Sift the listing for lines that hold the string "seemed" and pull them out.

Dataset items
-----

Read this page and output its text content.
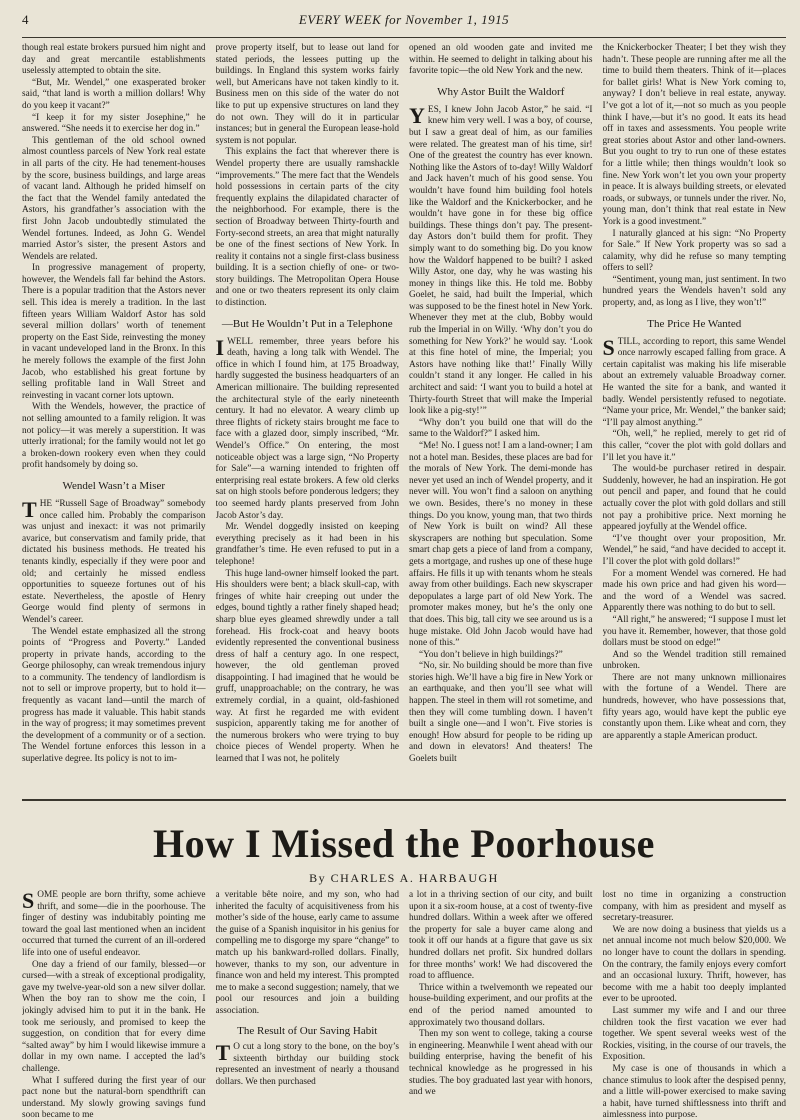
4	EVERY WEEK for November 1, 1915

though real estate brokers pursued him night and day and great mercantile establishments uselessly attempted to obtain the site.

“But, Mr. Wendel,” one exasperated broker said, “that land is worth a million dollars! Why do you keep it vacant?”

“I keep it for my sister Josephine,” he answered. “She needs it to exercise her dog in.”

This gentleman of the old school owned almost countless parcels of New York real estate in all parts of the city. He had tenement-houses by the score, business buildings, and large areas of vacant land. Although he prided himself on the fact that the Wendel family antedated the Astors, his grandfather’s association with the first John Jacob undoubtedly stimulated the Wendel fortunes. Indeed, as John G. Wendel married Astor’s sister, the present Astors and Wendels are related.

In progressive management of property, however, the Wendels fall far behind the Astors. There is a popular tradition that the Astors never sell. This idea is merely a tradition. In the last fifteen years William Waldorf Astor has sold several million dollars’ worth of tenement property on the East Side, reinvesting the money in vacant undeveloped land in the Bronx. In this he merely follows the example of the first John Jacob, who established his great fortune by selling profitable land in Wall Street and reinvesting in vacant corner lots uptown.

With the Wendels, however, the practice of not selling amounted to a family religion. It was not policy—it was merely a superstition. It was utterly irrational; for the family would not let go a broken-down rookery even when they could profit handsomely by doing so.

Wendel Wasn’t a Miser

THE “Russell Sage of Broadway” somebody once called him. Probably the comparison was unjust and inexact: it was not primarily avarice, but conservatism and family pride, that dictated his business methods. He treated his tenants kindly, especially if they were poor and old; and certainly he missed endless opportunities to squeeze fortunes out of his estate. Nevertheless, the apostle of Henry George would find plenty of sermons in Wendel’s career.

The Wendel estate emphasized all the strong points of “Progress and Poverty.” Landed property in private hands, according to the George philosophy, can wreak tremendous injury to a community. The tendency of landlordism is not to sell or improve property, but to hold it—frequently as vacant land—until the march of progress has made it valuable. This habit stands in the way of progress; it may sometimes prevent the development of a community or of a section. The Wendel fortune enforces this lesson in a superlative degree. Its policy is not to im-

prove property itself, but to lease out land for stated periods, the lessees putting up the buildings. In England this system works fairly well, but Americans have not taken kindly to it. Business men on this side of the water do not like to put up expensive structures on land they do not own. They will do it in particular instances; but in general the European lease-hold system is not popular.

This explains the fact that wherever there is Wendel property there are usually ramshackle “improvements.” The mere fact that the Wendels hold possessions in certain parts of the city frequently explains the dilapidated character of the neighborhood. For example, there is the section of Broadway between Thirty-fourth and Forty-second streets, an area that might naturally be one of the finest sections of New York. In reality it contains not a single first-class business building. It is a section chiefly of one- or two-story buildings. The Metropolitan Opera House and one or two theaters represent its only claim to distinction.

—But He Wouldn’t Put in a Telephone

IWELL remember, three years before his death, having a long talk with Wendel. The office in which I found him, at 175 Broadway, hardly suggested the business headquarters of an American millionaire. The building represented the architectural style of the early nineteenth century. It had no elevator. A weary climb up three flights of rickety stairs brought me face to face with a glazed door, simply inscribed, “Mr. Wendel’s Office.” On entering, the most noticeable object was a large sign, “No Property for Sale”—a warning intended to frighten off enterprising real estate brokers. A few old clerks sat on high stools before ponderous ledgers; they too seemed hardy plants preserved from John Jacob Astor’s day.

Mr. Wendel doggedly insisted on keeping everything precisely as it had been in his grandfather’s time. He even refused to put in a telephone!

This huge land-owner himself looked the part. His shoulders were bent; a black skull-cap, with fringes of white hair creeping out under the edges, bound tightly a rather finely shaped head; sharp blue eyes gleamed shrewdly under a tall forehead. His frock-coat and heavy boots evidently represented the conventional business dress of half a century ago. In one respect, however, the old gentleman proved disappointing. I had imagined that he would be gruff, unapproachable; on the contrary, he was extremely cordial, in a quaint, old-fashioned way. At first he regarded me with evident suspicion, apparently taking me for another of the numerous brokers who were trying to buy choice pieces of Wendel property. When he learned that I was not, he politely

opened an old wooden gate and invited me within. He seemed to delight in talking about his favorite topic—the old New York and the new.

Why Astor Built the Waldorf

YES, I knew John Jacob Astor,” he said. “I knew him very well. I was a boy, of course, but I saw a great deal of him, as our families were related. The greatest man of his time, sir! One of the greatest the country has ever known. Nothing like the Astors of to-day! Willy Waldorf and Jack haven’t much of his good sense. You wouldn’t have found him building fool hotels like the Waldorf and the Knickerbocker, and he wouldn’t have gone in for these big office buildings. These things don’t pay. The present-day Astors don’t build them for profit. They simply want to do something big. Do you know how the Waldorf happened to be built? I asked Willy Astor, one day, why he was wasting his money in things like this. He told me. Bobby Goelet, he said, had built the Imperial, which was supposed to be the finest hotel in New York. Whenever they met at the club, Bobby would rub the Imperial in on Willy. ‘Why don’t you do something for New York?’ he would say. ‘Look at this fine hotel of mine, the Imperial; you Astors have nothing like that!’ Finally Willy couldn’t stand it any longer. He called in his architect and said: ‘I want you to build a hotel at Thirty-fourth Street that will make the Imperial look like a pig-sty!’”

“Why don’t you build one that will do the same to the Waldorf?” I asked him.

“Me! No. I guess not! I am a land-owner; I am not a hotel man. Besides, these places are bad for the morals of New York. The demi-monde has never yet used an inch of Wendel property, and it never will. You won’t find a saloon on anything we own. Besides, there’s no money in these things. Do you know, young man, that two thirds of New York is built on wind? All these skyscrapers are nothing but speculation. Some smart chap gets a piece of land from a company, gets a mortgage, and rushes up one of these huge affairs. He fills it up with tenants whom he steals away from other buildings. Each new skyscraper depopulates a large part of old New York. The promoter makes money, but he’s the only one that does. This big, tall city we see around us is a huge mistake. Old John Jacob would have had none of this.”

“You don’t believe in high buildings?”

“No, sir. No building should be more than five stories high. We’ll have a big fire in New York or an earthquake, and then you’ll see what will happen. The steel in them will rot sometime, and then they will come tumbling down. I haven’t built a single one—and I won’t. Five stories is enough! How absurd for people to be riding up and down in elevators! And theaters! The Goelets built

the Knickerbocker Theater; I bet they wish they hadn’t. These people are running after me all the time to build them theaters. Think of it—places for ballet girls! What is New York coming to, anyway? I don’t believe in real estate, anyway. I’ve got a lot of it,—not so much as you people think I have,—but it’s no good. It eats its head off in taxes and assessments. You people write great stories about Astor and other land-owners. But you ought to try to run one of these estates for a little while; then things wouldn’t look so fine. New York won’t let you own your property in peace. It is always building streets, or elevated roads, or subways, or tunnels under the river. No, young man, don’t think that real estate in New York is a good investment.”

I naturally glanced at his sign: “No Property for Sale.” If New York property was so sad a calamity, why did he refuse so many tempting offers to sell?

“Sentiment, young man, just sentiment. In two hundred years the Wendels haven’t sold any property, and, as long as I live, they won’t!”

The Price He Wanted

STILL, according to report, this same Wendel once narrowly escaped falling from grace. A certain capitalist was making his life miserable about an extremely valuable Broadway corner. He wanted the site for a bank, and wanted it badly. Wendel persistently refused to negotiate. “Name your price, Mr. Wendel,” the banker said; “I’ll pay almost anything.”

“Oh, well,” he replied, merely to get rid of this caller, “cover the plot with gold dollars and I’ll let you have it.”

The would-be purchaser retired in despair. Suddenly, however, he had an inspiration. He got out pencil and paper, and found that he could actually cover the plot with gold dollars and still not pay a prohibitive price. Next morning he appeared joyfully at the Wendel office.

“I’ve thought over your proposition, Mr. Wendel,” he said, “and have decided to accept it. I’ll cover the plot with gold dollars!”

For a moment Wendel was cornered. He had made his own price and had given his word—and the word of a Wendel was sacred. Apparently there was nothing to do but to sell.

“All right,” he answered; “I suppose I must let you have it. Remember, however, that those gold dollars must be stood on edge!”

And so the Wendel tradition still remained unbroken.

There are not many unknown millionaires with the fortune of a Wendel. There are hundreds, however, who have possessions that, fifty years ago, would have kept the public eye constantly upon them. Like wheat and corn, they are apparently a staple American product.

How I Missed the Poorhouse
By CHARLES A. HARBAUGH

SOME people are born thrifty, some achieve thrift, and some—die in the poorhouse. The finger of destiny was indubitably pointing me toward the goal last mentioned when an incident occurred that turned the current of an ill-ordered life into one of useful endeavor.

One day a friend of our family, blessed—or cursed—with a streak of exceptional prodigality, gave my twelve-year-old son a new silver dollar. When the boy ran to show me the coin, I jokingly advised him to put it in the bank. He took me seriously, and promised to keep the suggestion, on condition that for every dime “salted away” by him I would likewise immure a dollar in my own name. I accepted the lad’s challenge.

What I suffered during the first year of our pact none but the natural-born spendthrift can understand. My slowly growing savings fund soon became to me

a veritable bête noire, and my son, who had inherited the faculty of acquisitiveness from his mother’s side of the house, early came to assume the guise of a Spanish inquisitor in his genius for compelling me to disgorge my spare “change” to match up his bankward-rolled dollars. Finally, however, thanks to my son, our adventure in finance won and held my interest. This prompted me to make a second suggestion; namely, that we pool our resources and join a building association.

The Result of Our Saving Habit

T O cut a long story to the bone, on the boy’s sixteenth birthday our building stock represented an investment of nearly a thousand dollars. We then purchased

a lot in a thriving section of our city, and built upon it a six-room house, at a cost of twenty-five hundred dollars. Within a week after we offered the property for sale a buyer came along and took it off our hands at a figure that gave us six hundred dollars net profit. Six hundred dollars for three months’ work! We had discovered the road to affluence.

Thrice within a twelvemonth we repeated our house-building experiment, and our profits at the end of the period named amounted to approximately two thousand dollars.

Then my son went to college, taking a course in engineering. Meanwhile I went ahead with our building enterprise, having the benefit of his technical knowledge as he progressed in his studies. The boy graduated last year with honors, and we

lost no time in organizing a construction company, with him as president and myself as secretary-treasurer.

We are now doing a business that yields us a net annual income not much below $20,000. We no longer have to count the dollars in spending. On the contrary, the family enjoys every comfort and an occasional luxury. Thrift, however, has become with me a habit too deeply implanted ever to be uprooted.

Last summer my wife and I and our three children took the first vacation we ever had together. We spent several weeks west of the Rockies, visiting, in the course of our travels, the Exposition.

My case is one of thousands in which a chance stimulus to look after the despised penny, and a little will-power exercised to make saving a habit, have turned shiftlessness into thrift and aimlessness into purpose.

-----

The answer »
IWELL remember, three years before his death, having a long talk with Wendel. The office in which I found him, at 175 Broadway, hardly suggested the business headquarters of an American millionaire. The building represented the architectural style of the early nineteenth century. It had no elevator. A weary climb up three flights of rickety stairs brought me face to face with a glazed door, simply inscribed, “Mr. Wendel’s Office.” On entering, the most noticeable object was a large sign, “No Property for Sale”—a warning intended to frighten off enterprising real estate brokers. A few old clerks sat on high stools before ponderous ledgers; they too seemed hardy plants preserved from John Jacob Astor’s day.
opened an old wooden gate and invited me within. He seemed to delight in talking about his favorite topic—the old New York and the new.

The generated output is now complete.